**TASK PROMPT:**
All entries should be output exactly as they stand.

**INPUT FOR THIS TASK:**
....

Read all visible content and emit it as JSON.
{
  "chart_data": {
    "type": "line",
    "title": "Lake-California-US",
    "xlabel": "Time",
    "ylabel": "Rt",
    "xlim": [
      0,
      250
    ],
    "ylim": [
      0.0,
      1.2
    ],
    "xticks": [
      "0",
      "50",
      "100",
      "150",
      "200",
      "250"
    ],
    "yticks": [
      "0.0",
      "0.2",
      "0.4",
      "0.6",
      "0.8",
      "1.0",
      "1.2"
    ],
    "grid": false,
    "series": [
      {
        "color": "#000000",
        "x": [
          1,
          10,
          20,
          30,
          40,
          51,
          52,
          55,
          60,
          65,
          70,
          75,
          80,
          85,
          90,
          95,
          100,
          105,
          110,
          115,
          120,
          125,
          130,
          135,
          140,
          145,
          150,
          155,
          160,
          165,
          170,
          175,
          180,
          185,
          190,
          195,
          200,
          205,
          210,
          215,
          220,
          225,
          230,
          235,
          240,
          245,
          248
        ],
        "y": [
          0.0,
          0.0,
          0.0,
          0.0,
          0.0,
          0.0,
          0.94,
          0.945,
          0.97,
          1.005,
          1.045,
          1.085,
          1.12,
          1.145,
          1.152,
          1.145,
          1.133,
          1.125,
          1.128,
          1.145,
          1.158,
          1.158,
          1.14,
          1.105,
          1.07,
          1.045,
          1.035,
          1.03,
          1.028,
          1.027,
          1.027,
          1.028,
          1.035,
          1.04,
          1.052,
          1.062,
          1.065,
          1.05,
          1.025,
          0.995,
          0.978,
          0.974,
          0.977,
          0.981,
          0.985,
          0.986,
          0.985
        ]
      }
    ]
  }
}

....

**FINAL RESULT:**
Read all visible content and emit it as JSON.
{
  "chart_data": {
    "type": "line",
    "title": "Lake-California-US",
    "xlabel": "Time",
    "ylabel": "Rt",
    "xlim": [
      0,
      250
    ],
    "ylim": [
      0.0,
      1.2
    ],
    "xticks": [
      "0",
      "50",
      "100",
      "150",
      "200",
      "250"
    ],
    "yticks": [
      "0.0",
      "0.2",
      "0.4",
      "0.6",
      "0.8",
      "1.0",
      "1.2"
    ],
    "grid": false,
    "series": [
      {
        "color": "#000000",
        "x": [
          1,
          10,
          20,
          30,
          40,
          51,
          52,
          55,
          60,
          65,
          70,
          75,
          80,
          85,
          90,
          95,
          100,
          105,
          110,
          115,
          120,
          125,
          130,
          135,
          140,
          145,
          150,
          155,
          160,
          165,
          170,
          175,
          180,
          185,
          190,
          195,
          200,
          205,
          210,
          215,
          220,
          225,
          230,
          235,
          240,
          245,
          248
        ],
        "y": [
          0.0,
          0.0,
          0.0,
          0.0,
          0.0,
          0.0,
          0.94,
          0.945,
          0.97,
          1.005,
          1.045,
          1.085,
          1.12,
          1.145,
          1.152,
          1.145,
          1.133,
          1.125,
          1.128,
          1.145,
          1.158,
          1.158,
          1.14,
          1.105,
          1.07,
          1.045,
          1.035,
          1.03,
          1.028,
          1.027,
          1.027,
          1.028,
          1.035,
          1.04,
          1.052,
          1.062,
          1.065,
          1.05,
          1.025,
          0.995,
          0.978,
          0.974,
          0.977,
          0.981,
          0.985,
          0.986,
          0.985
        ]
      }
    ]
  }
}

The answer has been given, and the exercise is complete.